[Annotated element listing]
········
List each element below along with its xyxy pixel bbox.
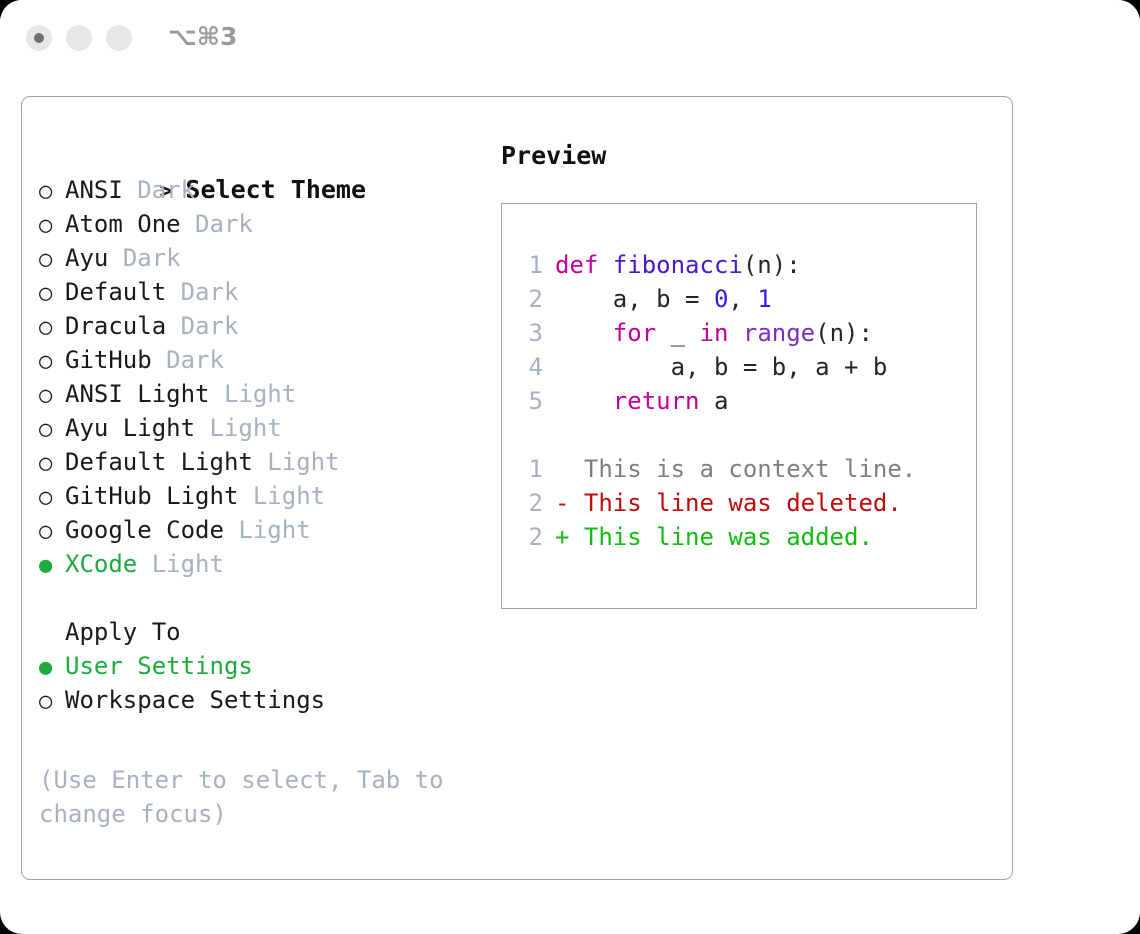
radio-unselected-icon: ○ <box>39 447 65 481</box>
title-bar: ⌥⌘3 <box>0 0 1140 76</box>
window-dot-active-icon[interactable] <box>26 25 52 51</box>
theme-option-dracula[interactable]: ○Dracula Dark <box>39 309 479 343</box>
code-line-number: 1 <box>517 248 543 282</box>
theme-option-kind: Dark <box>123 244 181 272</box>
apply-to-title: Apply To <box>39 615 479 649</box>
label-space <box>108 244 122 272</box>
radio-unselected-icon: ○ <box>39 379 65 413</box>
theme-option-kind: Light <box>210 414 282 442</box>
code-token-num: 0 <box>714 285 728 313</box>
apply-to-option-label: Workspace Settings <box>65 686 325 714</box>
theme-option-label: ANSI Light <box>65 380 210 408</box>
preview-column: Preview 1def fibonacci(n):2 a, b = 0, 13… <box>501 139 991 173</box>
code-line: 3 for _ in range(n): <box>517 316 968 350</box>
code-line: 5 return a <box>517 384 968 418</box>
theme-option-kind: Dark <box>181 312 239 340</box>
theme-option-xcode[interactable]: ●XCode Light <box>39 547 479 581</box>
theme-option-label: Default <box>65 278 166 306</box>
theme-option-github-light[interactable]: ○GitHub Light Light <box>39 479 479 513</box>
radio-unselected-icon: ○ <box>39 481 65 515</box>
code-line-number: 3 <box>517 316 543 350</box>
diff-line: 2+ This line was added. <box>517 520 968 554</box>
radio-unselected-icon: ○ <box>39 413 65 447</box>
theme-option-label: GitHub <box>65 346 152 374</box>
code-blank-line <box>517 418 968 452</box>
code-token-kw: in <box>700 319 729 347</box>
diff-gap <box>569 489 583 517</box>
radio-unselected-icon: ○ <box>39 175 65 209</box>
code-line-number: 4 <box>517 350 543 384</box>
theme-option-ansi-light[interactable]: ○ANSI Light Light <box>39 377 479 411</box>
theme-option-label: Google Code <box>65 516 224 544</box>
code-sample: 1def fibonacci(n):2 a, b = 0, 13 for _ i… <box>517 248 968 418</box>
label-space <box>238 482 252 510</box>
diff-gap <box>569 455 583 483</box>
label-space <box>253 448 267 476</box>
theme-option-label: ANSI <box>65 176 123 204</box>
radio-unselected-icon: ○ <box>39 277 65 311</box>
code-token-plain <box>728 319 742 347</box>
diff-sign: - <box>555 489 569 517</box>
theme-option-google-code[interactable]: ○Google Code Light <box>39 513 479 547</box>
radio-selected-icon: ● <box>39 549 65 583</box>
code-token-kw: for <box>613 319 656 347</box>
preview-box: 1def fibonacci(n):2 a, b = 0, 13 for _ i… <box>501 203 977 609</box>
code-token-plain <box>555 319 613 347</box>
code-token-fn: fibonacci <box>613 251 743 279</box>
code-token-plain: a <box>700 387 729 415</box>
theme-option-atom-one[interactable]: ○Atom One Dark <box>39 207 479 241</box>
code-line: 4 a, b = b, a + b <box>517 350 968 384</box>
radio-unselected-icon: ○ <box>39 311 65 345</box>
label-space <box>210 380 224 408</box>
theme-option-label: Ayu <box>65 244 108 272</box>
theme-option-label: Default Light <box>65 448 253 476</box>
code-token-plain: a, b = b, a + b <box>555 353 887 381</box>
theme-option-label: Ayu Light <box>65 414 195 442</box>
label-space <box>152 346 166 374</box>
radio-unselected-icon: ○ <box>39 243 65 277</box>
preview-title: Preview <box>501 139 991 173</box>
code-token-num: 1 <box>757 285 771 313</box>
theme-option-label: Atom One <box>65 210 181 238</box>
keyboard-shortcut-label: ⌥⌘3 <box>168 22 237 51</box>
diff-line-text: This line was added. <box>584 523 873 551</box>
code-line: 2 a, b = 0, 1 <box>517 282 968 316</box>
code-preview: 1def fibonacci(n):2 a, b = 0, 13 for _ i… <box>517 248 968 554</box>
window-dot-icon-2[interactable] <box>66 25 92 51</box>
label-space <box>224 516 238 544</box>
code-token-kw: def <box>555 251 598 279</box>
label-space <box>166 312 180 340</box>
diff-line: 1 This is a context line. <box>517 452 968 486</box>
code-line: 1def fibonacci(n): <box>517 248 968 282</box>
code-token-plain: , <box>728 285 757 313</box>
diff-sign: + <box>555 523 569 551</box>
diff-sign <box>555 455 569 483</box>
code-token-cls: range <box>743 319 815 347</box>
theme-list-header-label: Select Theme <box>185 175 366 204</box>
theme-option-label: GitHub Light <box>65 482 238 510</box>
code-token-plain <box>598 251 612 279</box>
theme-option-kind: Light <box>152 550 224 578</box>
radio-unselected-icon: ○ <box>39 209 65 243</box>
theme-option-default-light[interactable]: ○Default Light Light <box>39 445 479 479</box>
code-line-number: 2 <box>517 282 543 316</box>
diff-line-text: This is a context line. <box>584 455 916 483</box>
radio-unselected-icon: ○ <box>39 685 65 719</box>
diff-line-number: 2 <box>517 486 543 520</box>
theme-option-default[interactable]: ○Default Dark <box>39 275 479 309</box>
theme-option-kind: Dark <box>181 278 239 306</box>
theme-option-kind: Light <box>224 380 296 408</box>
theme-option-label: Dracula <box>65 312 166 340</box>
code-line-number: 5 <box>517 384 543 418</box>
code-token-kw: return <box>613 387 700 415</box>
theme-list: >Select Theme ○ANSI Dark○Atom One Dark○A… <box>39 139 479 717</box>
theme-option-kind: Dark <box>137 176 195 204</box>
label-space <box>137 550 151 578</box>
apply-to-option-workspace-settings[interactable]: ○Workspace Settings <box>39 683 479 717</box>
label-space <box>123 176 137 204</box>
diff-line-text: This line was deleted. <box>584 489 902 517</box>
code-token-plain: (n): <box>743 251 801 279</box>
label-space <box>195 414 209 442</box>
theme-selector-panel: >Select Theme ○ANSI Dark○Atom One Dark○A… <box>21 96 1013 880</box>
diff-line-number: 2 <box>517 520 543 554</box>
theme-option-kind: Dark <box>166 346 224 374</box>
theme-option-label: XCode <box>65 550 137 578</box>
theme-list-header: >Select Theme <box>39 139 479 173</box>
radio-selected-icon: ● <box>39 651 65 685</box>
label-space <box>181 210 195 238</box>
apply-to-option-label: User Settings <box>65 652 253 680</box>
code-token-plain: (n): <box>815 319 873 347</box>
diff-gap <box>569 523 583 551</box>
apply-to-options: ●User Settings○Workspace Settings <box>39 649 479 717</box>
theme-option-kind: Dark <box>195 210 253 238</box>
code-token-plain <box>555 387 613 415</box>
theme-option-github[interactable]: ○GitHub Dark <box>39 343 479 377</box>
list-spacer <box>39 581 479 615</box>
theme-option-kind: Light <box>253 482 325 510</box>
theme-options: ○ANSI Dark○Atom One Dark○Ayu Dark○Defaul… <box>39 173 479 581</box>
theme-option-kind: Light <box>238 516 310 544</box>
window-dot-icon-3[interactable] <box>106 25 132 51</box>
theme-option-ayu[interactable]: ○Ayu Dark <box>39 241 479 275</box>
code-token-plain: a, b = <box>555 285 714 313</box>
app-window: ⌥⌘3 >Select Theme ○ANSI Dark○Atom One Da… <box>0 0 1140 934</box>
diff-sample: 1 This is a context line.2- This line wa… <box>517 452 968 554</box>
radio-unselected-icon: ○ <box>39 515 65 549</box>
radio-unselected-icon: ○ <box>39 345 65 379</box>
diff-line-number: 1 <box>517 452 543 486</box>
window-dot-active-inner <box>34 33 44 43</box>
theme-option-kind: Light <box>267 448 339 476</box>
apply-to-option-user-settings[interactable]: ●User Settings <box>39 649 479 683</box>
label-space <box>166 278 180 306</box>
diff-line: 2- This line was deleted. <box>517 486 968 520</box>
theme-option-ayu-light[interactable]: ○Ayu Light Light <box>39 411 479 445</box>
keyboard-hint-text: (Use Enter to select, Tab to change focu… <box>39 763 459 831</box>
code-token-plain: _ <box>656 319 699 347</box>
········
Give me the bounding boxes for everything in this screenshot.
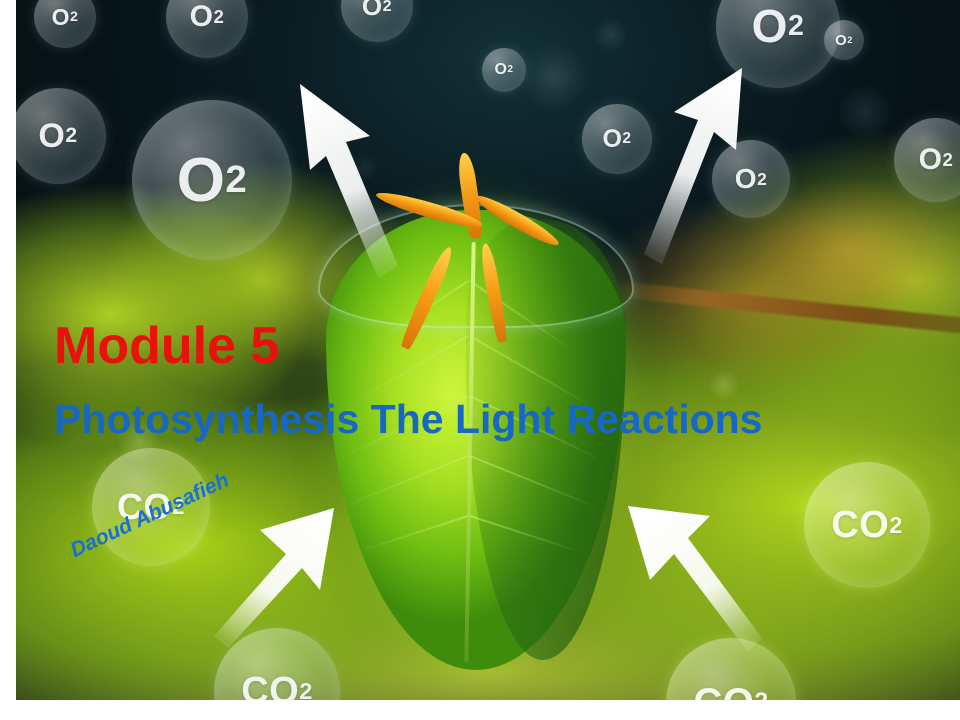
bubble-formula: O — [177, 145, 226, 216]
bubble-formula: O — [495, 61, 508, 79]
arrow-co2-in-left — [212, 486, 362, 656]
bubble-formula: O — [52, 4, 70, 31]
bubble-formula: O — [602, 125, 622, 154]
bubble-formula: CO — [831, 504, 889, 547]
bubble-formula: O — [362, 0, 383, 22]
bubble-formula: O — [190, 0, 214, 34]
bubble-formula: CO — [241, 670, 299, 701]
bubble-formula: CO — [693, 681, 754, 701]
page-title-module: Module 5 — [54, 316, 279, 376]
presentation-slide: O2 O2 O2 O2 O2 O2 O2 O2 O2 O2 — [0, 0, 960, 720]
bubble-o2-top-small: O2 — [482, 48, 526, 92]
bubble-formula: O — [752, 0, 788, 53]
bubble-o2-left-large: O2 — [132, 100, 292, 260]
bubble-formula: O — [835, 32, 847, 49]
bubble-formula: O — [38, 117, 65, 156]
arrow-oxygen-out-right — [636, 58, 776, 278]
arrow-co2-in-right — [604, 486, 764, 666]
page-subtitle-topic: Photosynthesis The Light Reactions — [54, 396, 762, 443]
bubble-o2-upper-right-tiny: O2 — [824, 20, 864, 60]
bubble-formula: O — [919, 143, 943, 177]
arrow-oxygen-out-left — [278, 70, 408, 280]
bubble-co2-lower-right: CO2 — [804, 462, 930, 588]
········
## GIVEN PROBLEM:
Which lines in the listing contain the word "deleted"? Copy each of those lines in full.

## SOLUTION TO THIS EXERCISE:
diff-line-text: This line was deleted. <box>584 489 902 517</box>
diff-line: 2- This line was deleted. <box>517 486 968 520</box>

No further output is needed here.